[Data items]
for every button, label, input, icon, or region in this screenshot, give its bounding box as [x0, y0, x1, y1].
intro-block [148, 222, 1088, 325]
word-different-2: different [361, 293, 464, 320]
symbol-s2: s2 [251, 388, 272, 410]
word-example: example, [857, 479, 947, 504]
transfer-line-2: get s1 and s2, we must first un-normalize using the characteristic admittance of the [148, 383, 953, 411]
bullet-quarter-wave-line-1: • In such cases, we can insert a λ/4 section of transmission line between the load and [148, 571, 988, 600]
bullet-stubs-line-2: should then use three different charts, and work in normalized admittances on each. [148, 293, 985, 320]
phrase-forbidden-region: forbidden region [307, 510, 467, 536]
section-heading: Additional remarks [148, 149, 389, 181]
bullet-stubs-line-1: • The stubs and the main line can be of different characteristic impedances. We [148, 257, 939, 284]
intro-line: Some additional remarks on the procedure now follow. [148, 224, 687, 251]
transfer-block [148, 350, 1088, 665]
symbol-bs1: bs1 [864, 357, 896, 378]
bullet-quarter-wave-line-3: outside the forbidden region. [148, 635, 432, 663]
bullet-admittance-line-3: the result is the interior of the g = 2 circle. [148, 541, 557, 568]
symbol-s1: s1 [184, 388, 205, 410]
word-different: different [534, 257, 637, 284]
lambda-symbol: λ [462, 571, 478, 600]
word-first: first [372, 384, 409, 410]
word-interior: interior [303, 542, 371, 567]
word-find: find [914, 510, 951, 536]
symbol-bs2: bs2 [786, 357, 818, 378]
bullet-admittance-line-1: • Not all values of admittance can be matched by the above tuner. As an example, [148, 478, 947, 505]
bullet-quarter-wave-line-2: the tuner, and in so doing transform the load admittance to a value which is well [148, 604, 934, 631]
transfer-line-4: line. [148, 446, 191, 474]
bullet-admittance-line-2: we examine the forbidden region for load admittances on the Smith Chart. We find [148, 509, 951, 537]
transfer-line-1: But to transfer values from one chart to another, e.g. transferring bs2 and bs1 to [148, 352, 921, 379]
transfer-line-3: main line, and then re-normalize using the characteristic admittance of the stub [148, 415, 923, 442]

__Stated exercise__
Recast every line of the data above as a JSON list of strings, one string per line, leaving out any blank lines.

__Reply to the task__
[
  "for every button, label, input, icon, or region in this screenshot, give its bounding box as [x0, y0, x1, y1].",
  "intro-block [148, 222, 1088, 325]",
  "word-different-2: different [361, 293, 464, 320]",
  "symbol-s2: s2 [251, 388, 272, 410]",
  "word-example: example, [857, 479, 947, 504]",
  "transfer-line-2: get s1 and s2, we must first un-normalize using the characteristic admittance of the [148, 383, 953, 411]",
  "bullet-quarter-wave-line-1: • In such cases, we can insert a λ/4 section of transmission line between the load and [148, 571, 988, 600]",
  "bullet-stubs-line-2: should then use three different charts, and work in normalized admittances on each. [148, 293, 985, 320]",
  "phrase-forbidden-region: forbidden region [307, 510, 467, 536]",
  "section-heading: Additional remarks [148, 149, 389, 181]",
  "bullet-stubs-line-1: • The stubs and the main line can be of different characteristic impedances. We [148, 257, 939, 284]",
  "intro-line: Some additional remarks on the procedure now follow. [148, 224, 687, 251]",
  "transfer-block [148, 350, 1088, 665]",
  "symbol-bs1: bs1 [864, 357, 896, 378]",
  "bullet-quarter-wave-line-3: outside the forbidden region. [148, 635, 432, 663]",
  "bullet-admittance-line-3: the result is the interior of the g = 2 circle. [148, 541, 557, 568]",
  "symbol-s1: s1 [184, 388, 205, 410]",
  "word-different: different [534, 257, 637, 284]",
  "lambda-symbol: λ [462, 571, 478, 600]",
  "word-first: first [372, 384, 409, 410]",
  "word-interior: interior [303, 542, 371, 567]",
  "word-find: find [914, 510, 951, 536]",
  "symbol-bs2: bs2 [786, 357, 818, 378]",
  "bullet-admittance-line-1: • Not all values of admittance can be matched by the above tuner. As an example, [148, 478, 947, 505]",
  "bullet-quarter-wave-line-2: the tuner, and in so doing transform the load admittance to a value which is well [148, 604, 934, 631]",
  "transfer-line-4: line. [148, 446, 191, 474]",
  "bullet-admittance-line-2: we examine the forbidden region for load admittances on the Smith Chart. We find [148, 509, 951, 537]",
  "transfer-line-1: But to transfer values from one chart to another, e.g. transferring bs2 and bs1 to [148, 352, 921, 379]",
  "transfer-line-3: main line, and then re-normalize using the characteristic admittance of the stub [148, 415, 923, 442]"
]